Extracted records

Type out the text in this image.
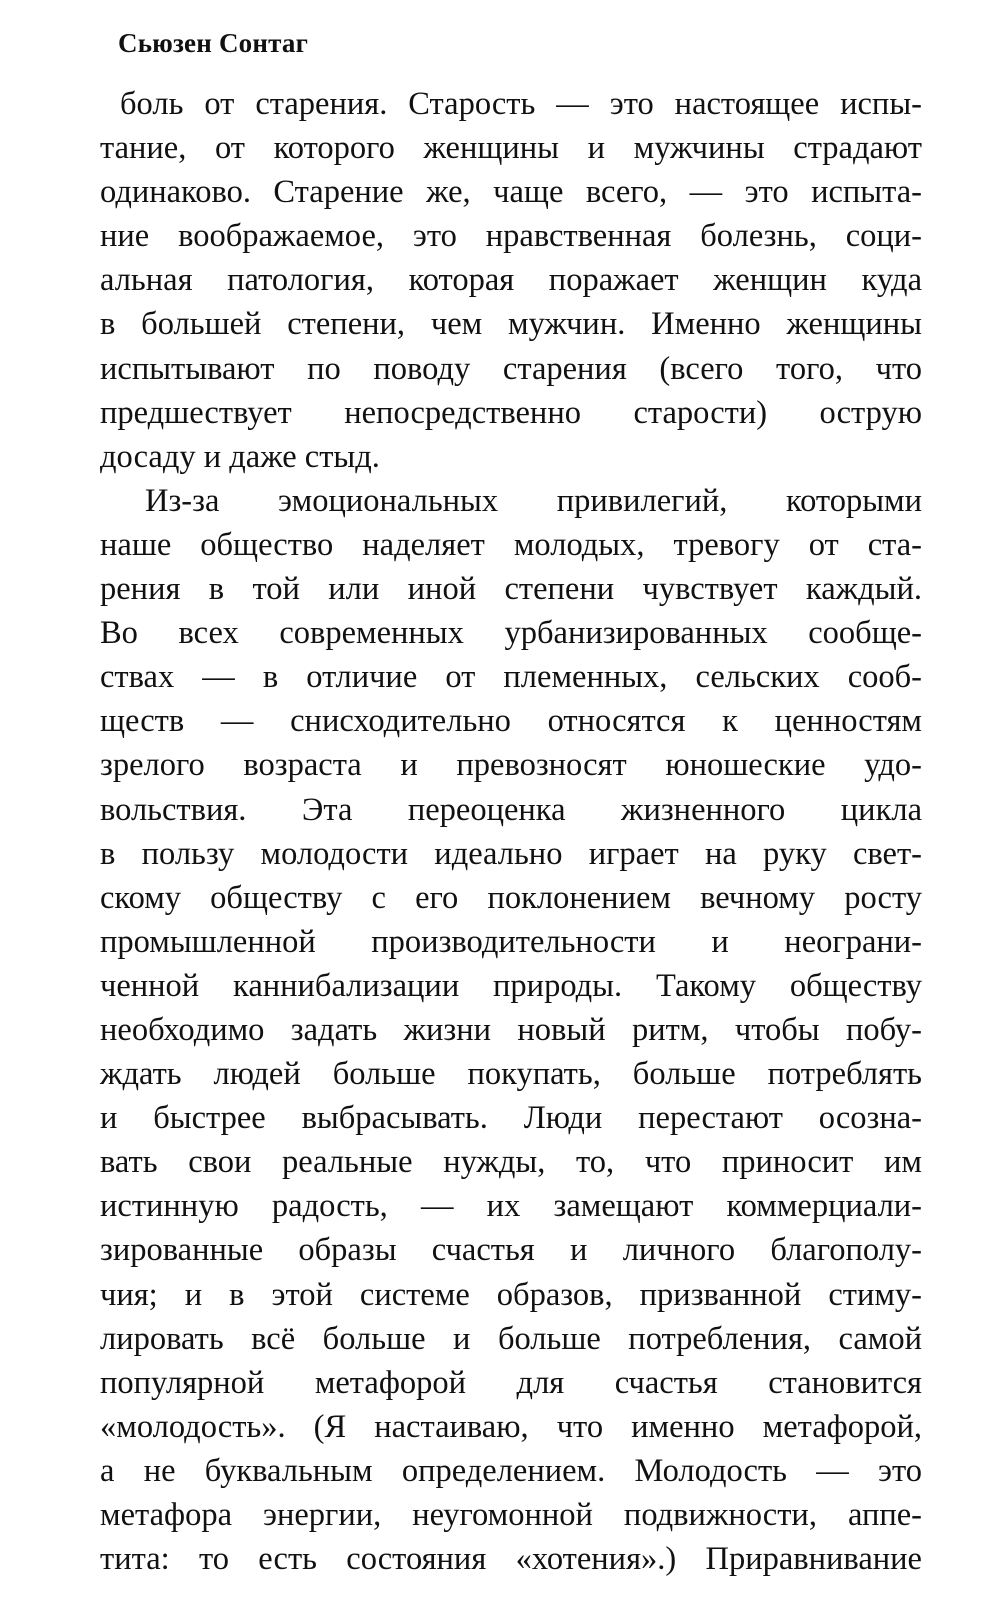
Сьюзен Сонтаг
боль от старения. Старость — это настоящее испы-
тание, от которого женщины и мужчины страдают
одинаково. Старение же, чаще всего, — это испыта-
ние воображаемое, это нравственная болезнь, соци-
альная патология, которая поражает женщин куда
в большей степени, чем мужчин. Именно женщины
испытывают по поводу старения (всего того, что
предшествует непосредственно старости) острую
досаду и даже стыд.
Из-за эмоциональных привилегий, которыми
наше общество наделяет молодых, тревогу от ста-
рения в той или иной степени чувствует каждый.
Во всех современных урбанизированных сообще-
ствах — в отличие от племенных, сельских сооб-
ществ — снисходительно относятся к ценностям
зрелого возраста и превозносят юношеские удо-
вольствия. Эта переоценка жизненного цикла
в пользу молодости идеально играет на руку свет-
скому обществу с его поклонением вечному росту
промышленной производительности и неограни-
ченной каннибализации природы. Такому обществу
необходимо задать жизни новый ритм, чтобы побу-
ждать людей больше покупать, больше потреблять
и быстрее выбрасывать. Люди перестают осозна-
вать свои реальные нужды, то, что приносит им
истинную радость, — их замещают коммерциали-
зированные образы счастья и личного благополу-
чия; и в этой системе образов, призванной стиму-
лировать всё больше и больше потребления, самой
популярной метафорой для счастья становится
«молодость». (Я настаиваю, что именно метафорой,
а не буквальным определением. Молодость — это
метафора энергии, неугомонной подвижности, аппе-
тита: то есть состояния «хотения».) Приравнивание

## What the exercise asks
Restate each entry word for word, please, but drop any images it holds.

## Reply
Type out the text in this image.
Сьюзен Сонтаг
боль от старения. Старость — это настоящее испы-
тание, от которого женщины и мужчины страдают
одинаково. Старение же, чаще всего, — это испыта-
ние воображаемое, это нравственная болезнь, соци-
альная патология, которая поражает женщин куда
в большей степени, чем мужчин. Именно женщины
испытывают по поводу старения (всего того, что
предшествует непосредственно старости) острую
досаду и даже стыд.
Из-за эмоциональных привилегий, которыми
наше общество наделяет молодых, тревогу от ста-
рения в той или иной степени чувствует каждый.
Во всех современных урбанизированных сообще-
ствах — в отличие от племенных, сельских сооб-
ществ — снисходительно относятся к ценностям
зрелого возраста и превозносят юношеские удо-
вольствия. Эта переоценка жизненного цикла
в пользу молодости идеально играет на руку свет-
скому обществу с его поклонением вечному росту
промышленной производительности и неограни-
ченной каннибализации природы. Такому обществу
необходимо задать жизни новый ритм, чтобы побу-
ждать людей больше покупать, больше потреблять
и быстрее выбрасывать. Люди перестают осозна-
вать свои реальные нужды, то, что приносит им
истинную радость, — их замещают коммерциали-
зированные образы счастья и личного благополу-
чия; и в этой системе образов, призванной стиму-
лировать всё больше и больше потребления, самой
популярной метафорой для счастья становится
«молодость». (Я настаиваю, что именно метафорой,
а не буквальным определением. Молодость — это
метафора энергии, неугомонной подвижности, аппе-
тита: то есть состояния «хотения».) Приравнивание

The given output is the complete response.